**Extracted records**
-- Start --
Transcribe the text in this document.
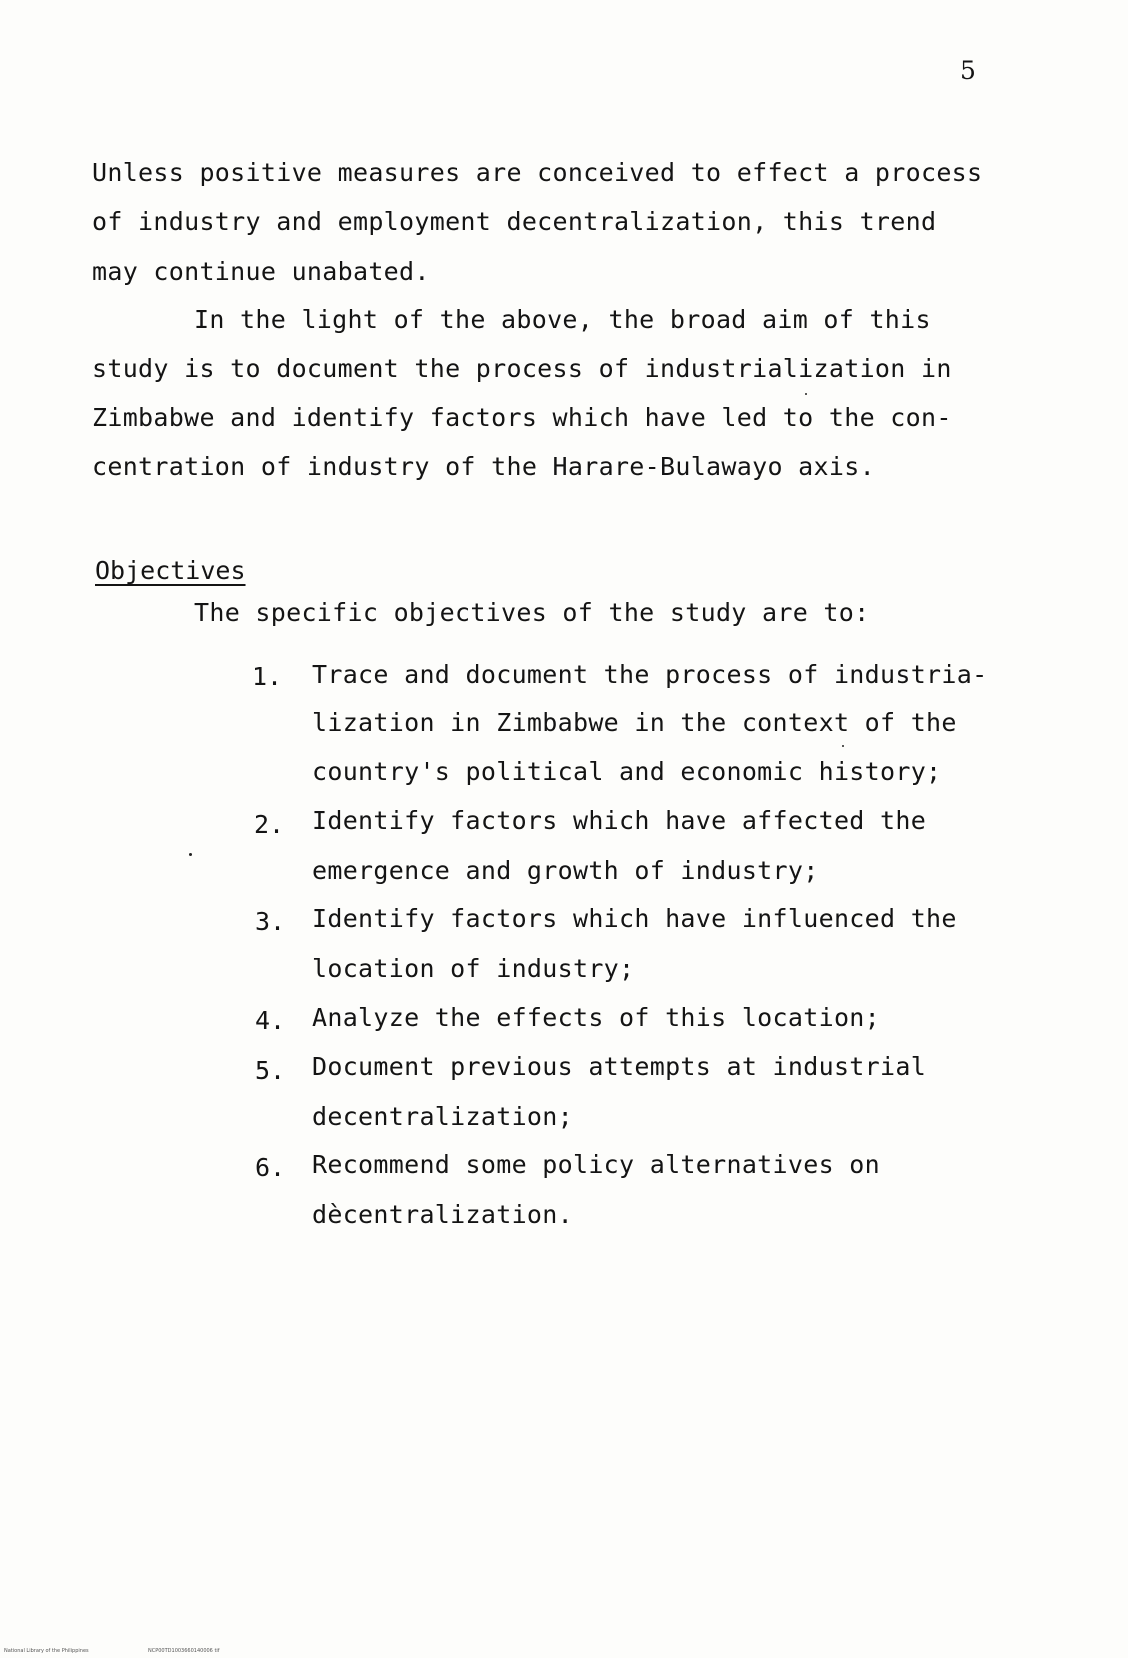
5
Unless positive measures are conceived to effect a process
of industry and employment decentralization, this trend
may continue unabated.
In the light of the above, the broad aim of this
study is to document the process of industrialization in
Zimbabwe and identify factors which have led to the con-
centration of industry of the Harare-Bulawayo axis.
Objectives
The specific objectives of the study are to:
1. Trace and document the process of industria-
lization in Zimbabwe in the context of the
country's political and economic history;
2. Identify factors which have affected the
emergence and growth of industry;
3. Identify factors which have influenced the
location of industry;
4. Analyze the effects of this location;
5. Document previous attempts at industrial
decentralization;
6. Recommend some policy alternatives on
dècentralization.
National Library of the Philippines	NCP00TD1003660140006 tif
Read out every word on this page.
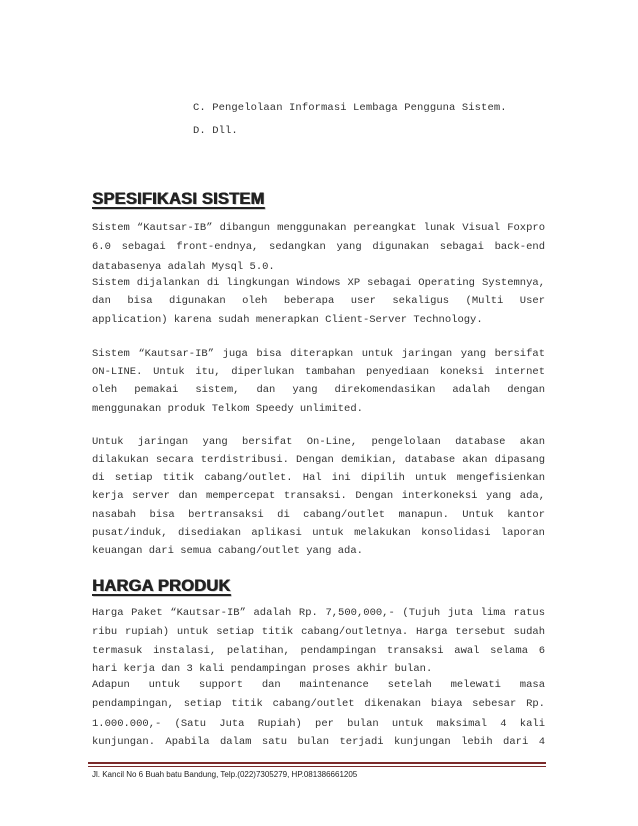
C. Pengelolaan Informasi Lembaga Pengguna Sistem.
D. Dll.
SPESIFIKASI SISTEM
Sistem “Kautsar-IB” dibangun menggunakan pereangkat lunak Visual Foxpro
6.0 sebagai front-endnya, sedangkan yang digunakan sebagai back-end
databasenya adalah Mysql 5.0.
Sistem dijalankan di lingkungan Windows XP sebagai Operating Systemnya,
dan bisa digunakan oleh beberapa user sekaligus (Multi User
application) karena sudah menerapkan Client-Server Technology.
Sistem “Kautsar-IB” juga bisa diterapkan untuk jaringan yang bersifat
ON-LINE. Untuk itu, diperlukan tambahan penyediaan koneksi internet
oleh pemakai sistem, dan yang direkomendasikan adalah dengan
menggunakan produk Telkom Speedy unlimited.
Untuk jaringan yang bersifat On-Line, pengelolaan database akan
dilakukan secara terdistribusi. Dengan demikian, database akan dipasang
di setiap titik cabang/outlet. Hal ini dipilih untuk mengefisienkan
kerja server dan mempercepat transaksi. Dengan interkoneksi yang ada,
nasabah bisa bertransaksi di cabang/outlet manapun. Untuk kantor
pusat/induk, disediakan aplikasi untuk melakukan konsolidasi laporan
keuangan dari semua cabang/outlet yang ada.
HARGA PRODUK
Harga Paket “Kautsar-IB” adalah Rp. 7,500,000,- (Tujuh juta lima ratus
ribu rupiah) untuk setiap titik cabang/outletnya. Harga tersebut sudah
termasuk instalasi, pelatihan, pendampingan transaksi awal selama 6
hari kerja dan 3 kali pendampingan proses akhir bulan.
Adapun untuk support dan maintenance setelah melewati masa
pendampingan, setiap titik cabang/outlet dikenakan biaya sebesar Rp.
1.000.000,- (Satu Juta Rupiah) per bulan untuk maksimal 4 kali
kunjungan. Apabila dalam satu bulan terjadi kunjungan lebih dari 4
Jl. Kancil No 6 Buah batu Bandung, Telp.(022)7305279, HP.081386661205
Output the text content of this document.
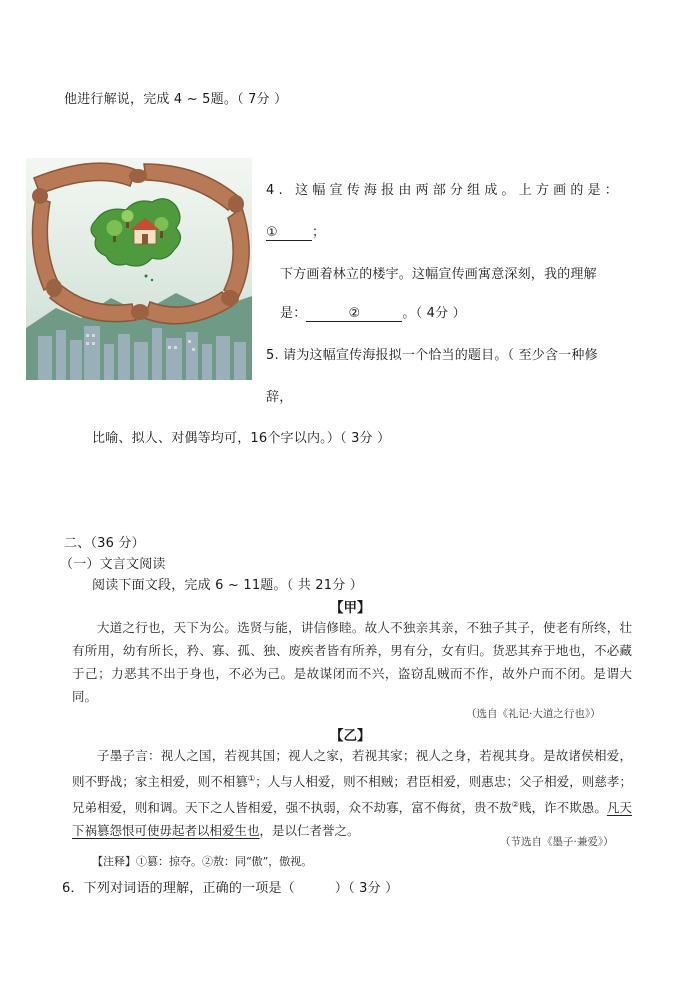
他进行解说，完成 4 ~ 5题。（ 7分 ）
4. 这幅宣传海报由两部分组成。上方画的是：
①	；
下方画着林立的楼宇。这幅宣传画寓意深刻，我的理解
是：	②	。（ 4分 ）
5. 请为这幅宣传海报拟一个恰当的题目。（ 至少含一种修
辞，
比喻、拟人、对偶等均可，16个字以内。）（ 3分 ）
二、（36 分）
（一）文言文阅读
阅读下面文段，完成 6 ~ 11题。（ 共 21分 ）
【甲】
大道之行也，天下为公。选贤与能，讲信修睦。故人不独亲其亲，不独子其子，使老有所终，壮有所用，幼有所长，矜、寡、孤、独、废疾者皆有所养，男有分，女有归。货恶其弃于地也，不必藏于己；力恶其不出于身也，不必为己。是故谋闭而不兴，盗窃乱贼而不作，故外户而不闭。是谓大同。
（选自《礼记·大道之行也》）
【乙】
子墨子言：视人之国，若视其国；视人之家，若视其家；视人之身，若视其身。是故诸侯相爱，则不野战；家主相爱，则不相篡①；人与人相爱，则不相贼；君臣相爱，则惠忠；父子相爱，则慈孝；兄弟相爱，则和调。天下之人皆相爱，强不执弱，众不劫寡，富不侮贫，贵不敖②贱，诈不欺愚。凡天下祸篡怨恨可使毋起者以相爱生也，是以仁者誉之。
（节选自《墨子·兼爱》）
【注释】①篡：掠夺。②敖：同“傲”，傲视。
6．下列对词语的理解，正确的一项是（	）（ 3分 ）
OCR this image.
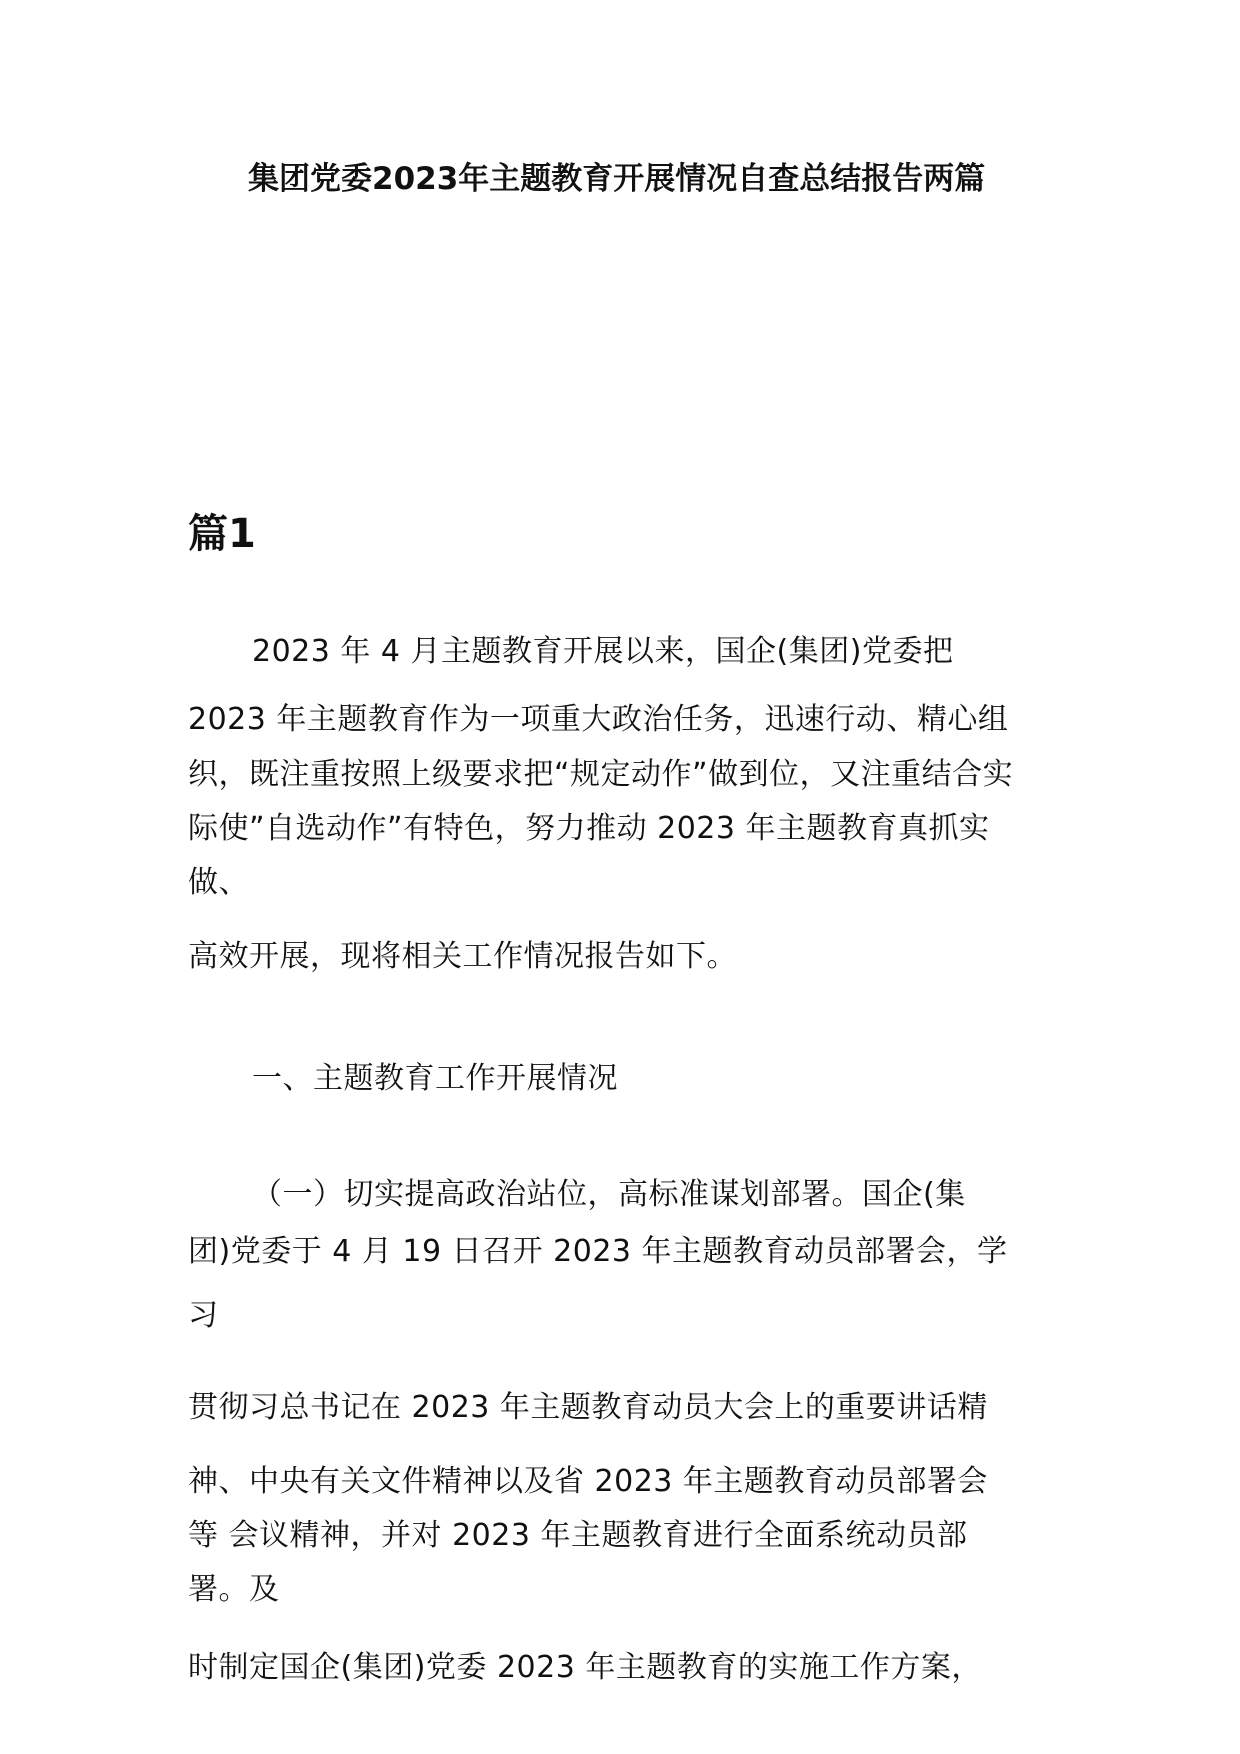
集团党委2023年主题教育开展情况自查总结报告两篇
篇1

2023 年 4 月主题教育开展以来，国企(集团)党委把

2023 年主题教育作为一项重大政治任务，迅速行动、精心组

织，既注重按照上级要求把“规定动作”做到位，又注重结合实

际使”自选动作”有特色，努力推动 2023 年主题教育真抓实

做、

高效开展，现将相关工作情况报告如下。

一、主题教育工作开展情况

（一）切实提高政治站位，高标准谋划部署。国企(集

团)党委于 4 月 19 日召开 2023 年主题教育动员部署会，学

习

贯彻习总书记在 2023 年主题教育动员大会上的重要讲话精

神、中央有关文件精神以及省 2023 年主题教育动员部署会

等 会议精神，并对 2023 年主题教育进行全面系统动员部

署。及

时制定国企(集团)党委 2023 年主题教育的实施工作方案，
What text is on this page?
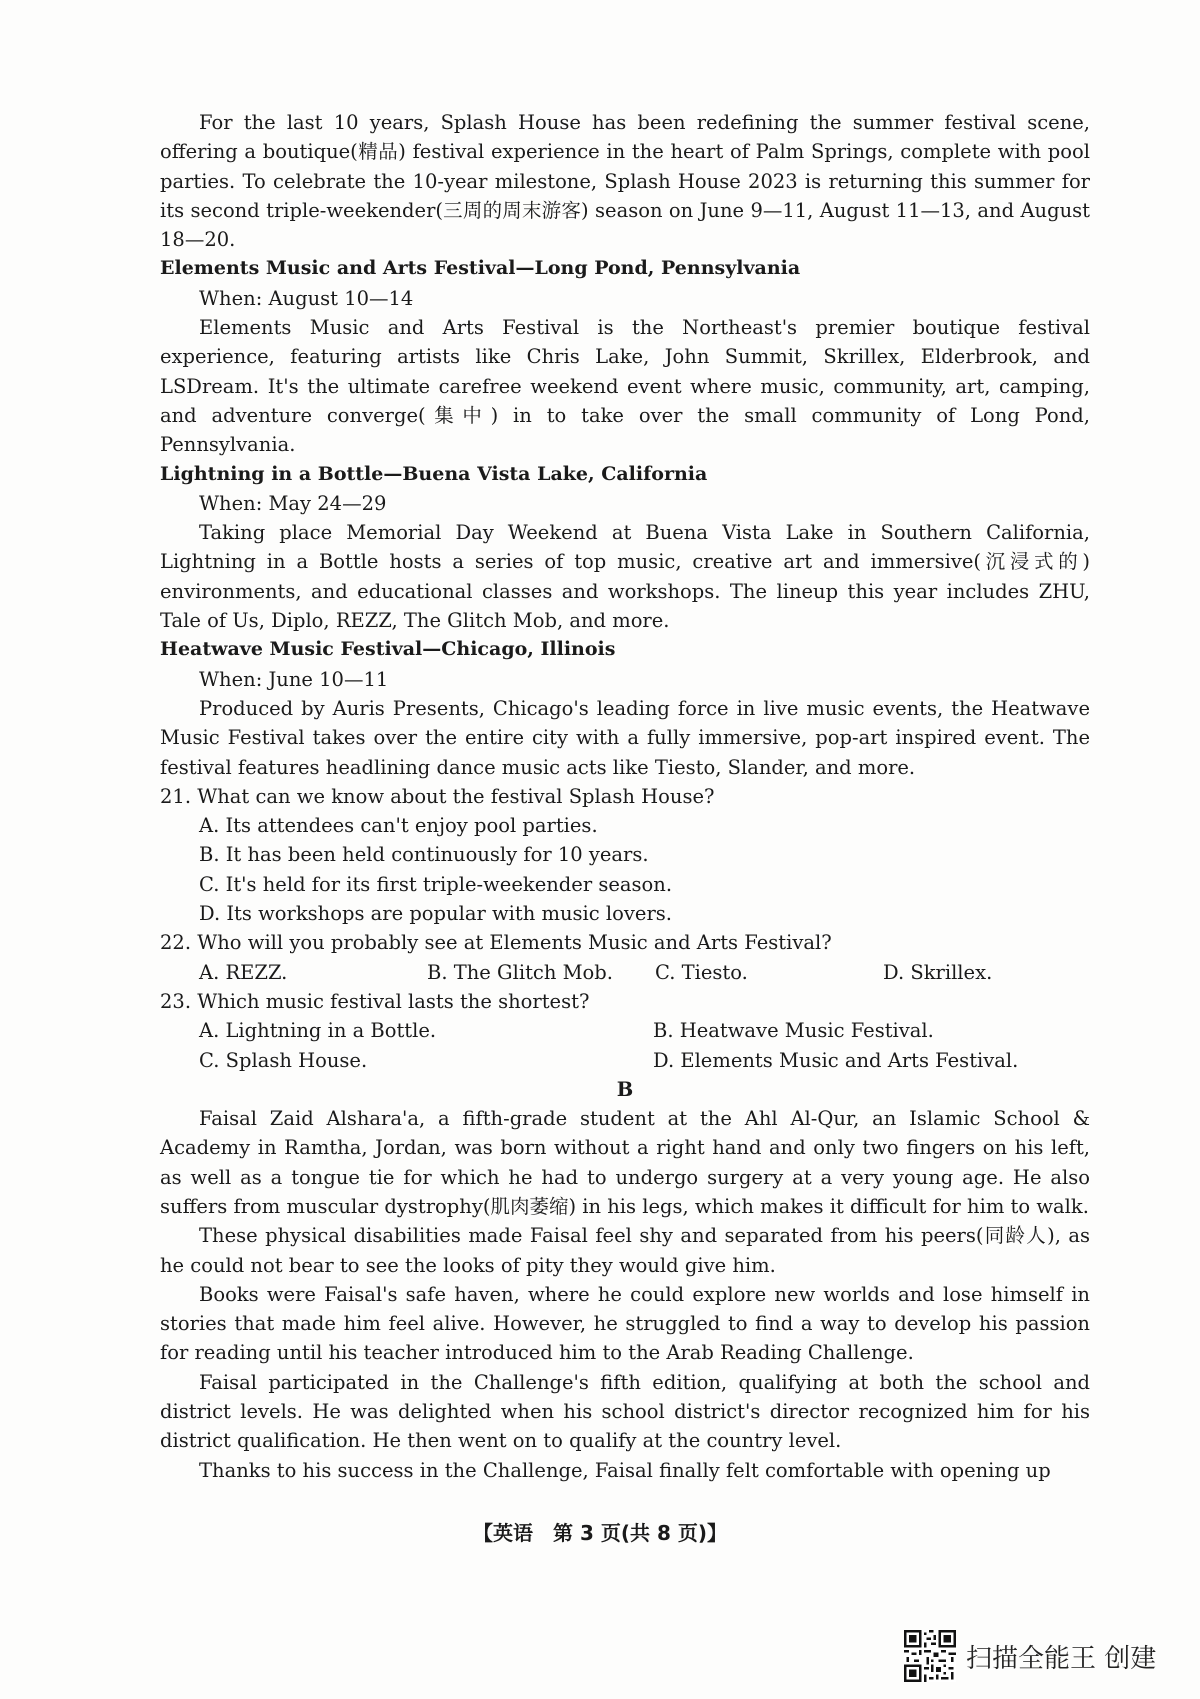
For the last 10 years, Splash House has been redefining the summer festival scene, offering a boutique(精品) festival experience in the heart of Palm Springs, complete with pool parties. To celebrate the 10-year milestone, Splash House 2023 is returning this summer for its second triple-weekender(三周的周末游客) season on June 9—11, August 11—13, and August 18—20.

Elements Music and Arts Festival—Long Pond, Pennsylvania

When: August 10—14

Elements Music and Arts Festival is the Northeast's premier boutique festival experience, featuring artists like Chris Lake, John Summit, Skrillex, Elderbrook, and LSDream. It's the ultimate carefree weekend event where music, community, art, camping, and adventure converge(集中) in to take over the small community of Long Pond, Pennsylvania.

Lightning in a Bottle—Buena Vista Lake, California

When: May 24—29

Taking place Memorial Day Weekend at Buena Vista Lake in Southern California, Lightning in a Bottle hosts a series of top music, creative art and immersive(沉浸式的) environments, and educational classes and workshops. The lineup this year includes ZHU, Tale of Us, Diplo, REZZ, The Glitch Mob, and more.

Heatwave Music Festival—Chicago, Illinois

When: June 10—11

Produced by Auris Presents, Chicago's leading force in live music events, the Heatwave Music Festival takes over the entire city with a fully immersive, pop-art inspired event. The festival features headlining dance music acts like Tiesto, Slander, and more.

21. What can we know about the festival Splash House?

A. Its attendees can't enjoy pool parties.

B. It has been held continuously for 10 years.

C. It's held for its first triple-weekender season.

D. Its workshops are popular with music lovers.

22. Who will you probably see at Elements Music and Arts Festival?

A. REZZ.	B. The Glitch Mob.	C. Tiesto.	D. Skrillex.

23. Which music festival lasts the shortest?

A. Lightning in a Bottle.	B. Heatwave Music Festival.
C. Splash House.	D. Elements Music and Arts Festival.

B

Faisal Zaid Alshara'a, a fifth-grade student at the Ahl Al-Qur, an Islamic School & Academy in Ramtha, Jordan, was born without a right hand and only two fingers on his left, as well as a tongue tie for which he had to undergo surgery at a very young age. He also suffers from muscular dystrophy(肌肉萎缩) in his legs, which makes it difficult for him to walk.

These physical disabilities made Faisal feel shy and separated from his peers(同龄人), as he could not bear to see the looks of pity they would give him.

Books were Faisal's safe haven, where he could explore new worlds and lose himself in stories that made him feel alive. However, he struggled to find a way to develop his passion for reading until his teacher introduced him to the Arab Reading Challenge.

Faisal participated in the Challenge's fifth edition, qualifying at both the school and district levels. He was delighted when his school district's director recognized him for his district qualification. He then went on to qualify at the country level.

Thanks to his success in the Challenge, Faisal finally felt comfortable with opening up

【英语　第 3 页(共 8 页)】
扫描全能王 创建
-- End --
**Goal**
Gather every line from the listing above in which the word "experience" appears.

**Exercise output**
For the last 10 years, Splash House has been redefining the summer festival scene, offering a boutique(精品) festival experience in the heart of Palm Springs, complete with pool parties. To celebrate the 10-year milestone, Splash House 2023 is returning this summer for its second triple-weekender(三周的周末游客) season on June 9—11, August 11—13, and August 18—20.
Elements Music and Arts Festival is the Northeast's premier boutique festival experience, featuring artists like Chris Lake, John Summit, Skrillex, Elderbrook, and LSDream. It's the ultimate carefree weekend event where music, community, art, camping, and adventure converge(集中) in to take over the small community of Long Pond, Pennsylvania.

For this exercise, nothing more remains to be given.